> Given exercise
Leave out any picture and return the remaining listing below exactly as given.

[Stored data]
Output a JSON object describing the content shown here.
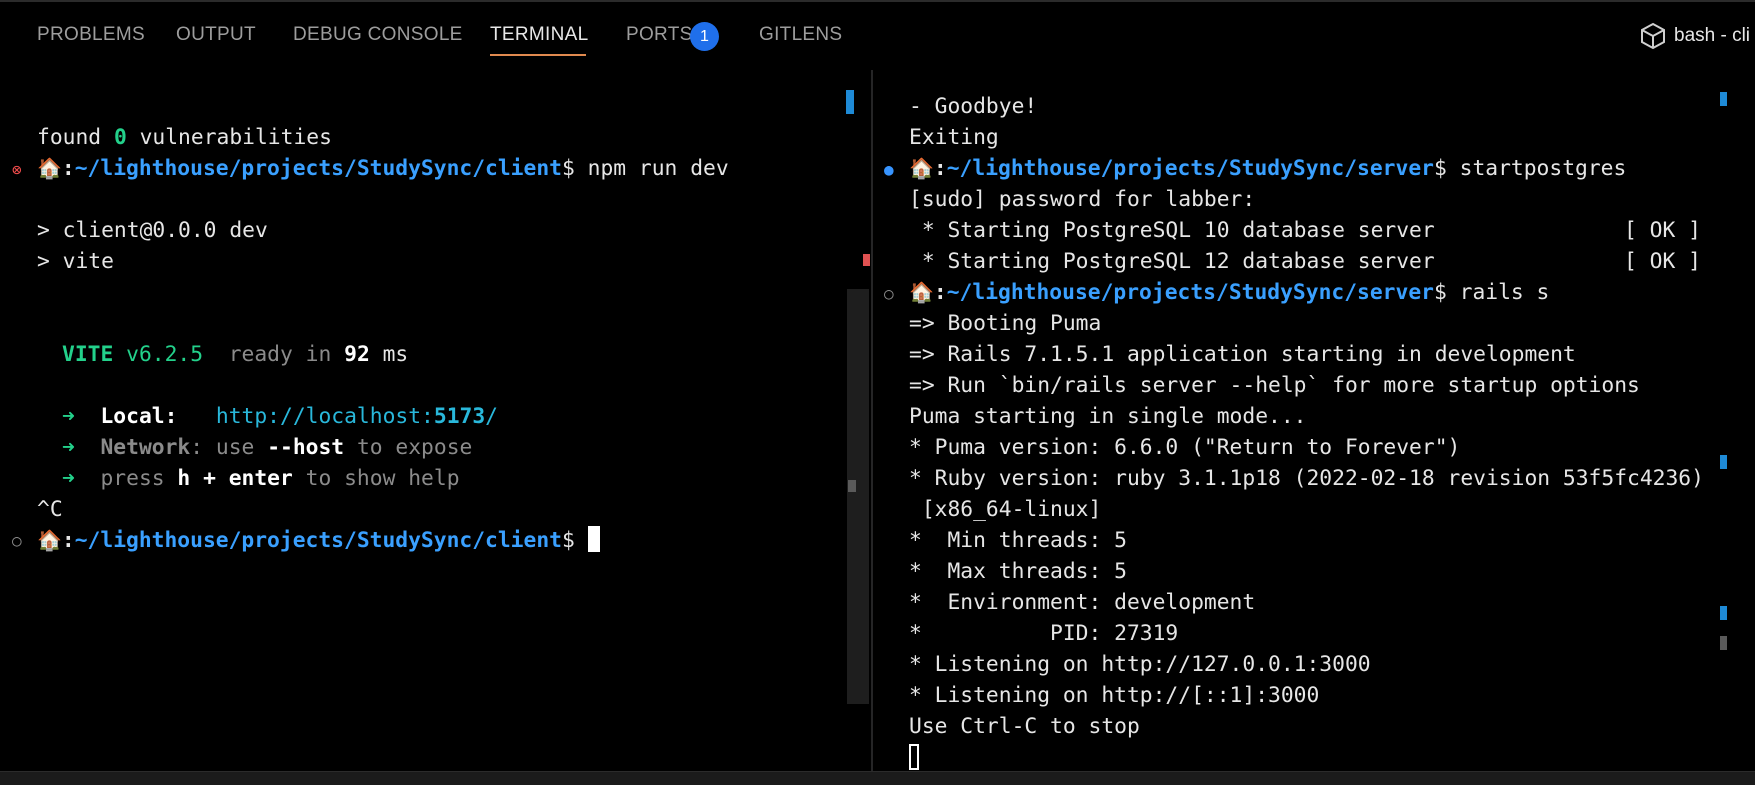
{
  "panel": {
    "tabs": [
      "PROBLEMS",
      "OUTPUT",
      "DEBUG CONSOLE",
      "TERMINAL",
      "PORTS",
      "GITLENS"
    ],
    "active_tab": "TERMINAL",
    "ports_badge": "1",
    "terminal_label": "bash - cli"
  },
  "left_terminal": {
    "line1": {
      "a": "found ",
      "b": "0",
      "c": " vulnerabilities"
    },
    "prompt_path": "~/lighthouse/projects/StudySync/client",
    "prompt_sep": ":",
    "prompt_dollar": "$",
    "cmd1": " npm run dev",
    "out1": "> client@0.0.0 dev",
    "out2": "> vite",
    "vite": {
      "name": "VITE",
      "version": "v6.2.5",
      "ready": "ready in",
      "ms_value": "92",
      "ms_unit": "ms"
    },
    "local": {
      "arrow": "➜",
      "label": "Local:",
      "url_prefix": "http://localhost:",
      "url_port": "5173",
      "url_suffix": "/"
    },
    "network": {
      "arrow": "➜",
      "label": "Network",
      "text1": ": use ",
      "flag": "--host",
      "text2": " to expose"
    },
    "help": {
      "arrow": "➜",
      "text1": "press ",
      "keys": "h + enter",
      "text2": " to show help"
    },
    "ctrl_c": "^C"
  },
  "right_terminal": {
    "lines_top": [
      "- Goodbye!",
      "Exiting"
    ],
    "prompt_path": "~/lighthouse/projects/StudySync/server",
    "prompt_sep": ":",
    "prompt_dollar": "$",
    "cmd1": " startpostgres",
    "sudo": "[sudo] password for labber:",
    "pg10": " * Starting PostgreSQL 10 database server",
    "pg12": " * Starting PostgreSQL 12 database server",
    "ok": "[ OK ]",
    "cmd2": " rails s",
    "rails_out": [
      "=> Booting Puma",
      "=> Rails 7.1.5.1 application starting in development",
      "=> Run `bin/rails server --help` for more startup options",
      "Puma starting in single mode...",
      "* Puma version: 6.6.0 (\"Return to Forever\")",
      "* Ruby version: ruby 3.1.1p18 (2022-02-18 revision 53f5fc4236)",
      " [x86_64-linux]",
      "*  Min threads: 5",
      "*  Max threads: 5",
      "*  Environment: development",
      "*          PID: 27319",
      "* Listening on http://127.0.0.1:3000",
      "* Listening on http://[::1]:3000",
      "Use Ctrl-C to stop"
    ]
  },
  "colors": {
    "background": "#000000",
    "prompt_blue": "#3aa0ff",
    "vite_green": "#23d18b",
    "link_cyan": "#29b8db",
    "active_tab_underline": "#e08a4f",
    "badge_blue": "#1f6feb"
  },
  "icons": {
    "home": "house-emoji",
    "error_decoration": "circle-x-icon",
    "success_decoration": "filled-circle-icon",
    "running_decoration": "hollow-circle-icon",
    "terminal_profile": "cube-icon"
  }
}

> Solution to this exercise
Output a JSON object describing the content shown here.
{
  "panel": {
    "tabs": [
      "PROBLEMS",
      "OUTPUT",
      "DEBUG CONSOLE",
      "TERMINAL",
      "PORTS",
      "GITLENS"
    ],
    "active_tab": "TERMINAL",
    "ports_badge": "1",
    "terminal_label": "bash - cli"
  },
  "left_terminal": {
    "line1": {
      "a": "found ",
      "b": "0",
      "c": " vulnerabilities"
    },
    "prompt_path": "~/lighthouse/projects/StudySync/client",
    "prompt_sep": ":",
    "prompt_dollar": "$",
    "cmd1": " npm run dev",
    "out1": "> client@0.0.0 dev",
    "out2": "> vite",
    "vite": {
      "name": "VITE",
      "version": "v6.2.5",
      "ready": "ready in",
      "ms_value": "92",
      "ms_unit": "ms"
    },
    "local": {
      "arrow": "➜",
      "label": "Local:",
      "url_prefix": "http://localhost:",
      "url_port": "5173",
      "url_suffix": "/"
    },
    "network": {
      "arrow": "➜",
      "label": "Network",
      "text1": ": use ",
      "flag": "--host",
      "text2": " to expose"
    },
    "help": {
      "arrow": "➜",
      "text1": "press ",
      "keys": "h + enter",
      "text2": " to show help"
    },
    "ctrl_c": "^C"
  },
  "right_terminal": {
    "lines_top": [
      "- Goodbye!",
      "Exiting"
    ],
    "prompt_path": "~/lighthouse/projects/StudySync/server",
    "prompt_sep": ":",
    "prompt_dollar": "$",
    "cmd1": " startpostgres",
    "sudo": "[sudo] password for labber:",
    "pg10": " * Starting PostgreSQL 10 database server",
    "pg12": " * Starting PostgreSQL 12 database server",
    "ok": "[ OK ]",
    "cmd2": " rails s",
    "rails_out": [
      "=> Booting Puma",
      "=> Rails 7.1.5.1 application starting in development",
      "=> Run `bin/rails server --help` for more startup options",
      "Puma starting in single mode...",
      "* Puma version: 6.6.0 (\"Return to Forever\")",
      "* Ruby version: ruby 3.1.1p18 (2022-02-18 revision 53f5fc4236)",
      " [x86_64-linux]",
      "*  Min threads: 5",
      "*  Max threads: 5",
      "*  Environment: development",
      "*          PID: 27319",
      "* Listening on http://127.0.0.1:3000",
      "* Listening on http://[::1]:3000",
      "Use Ctrl-C to stop"
    ]
  },
  "colors": {
    "background": "#000000",
    "prompt_blue": "#3aa0ff",
    "vite_green": "#23d18b",
    "link_cyan": "#29b8db",
    "active_tab_underline": "#e08a4f",
    "badge_blue": "#1f6feb"
  },
  "icons": {
    "home": "house-emoji",
    "error_decoration": "circle-x-icon",
    "success_decoration": "filled-circle-icon",
    "running_decoration": "hollow-circle-icon",
    "terminal_profile": "cube-icon"
  }
}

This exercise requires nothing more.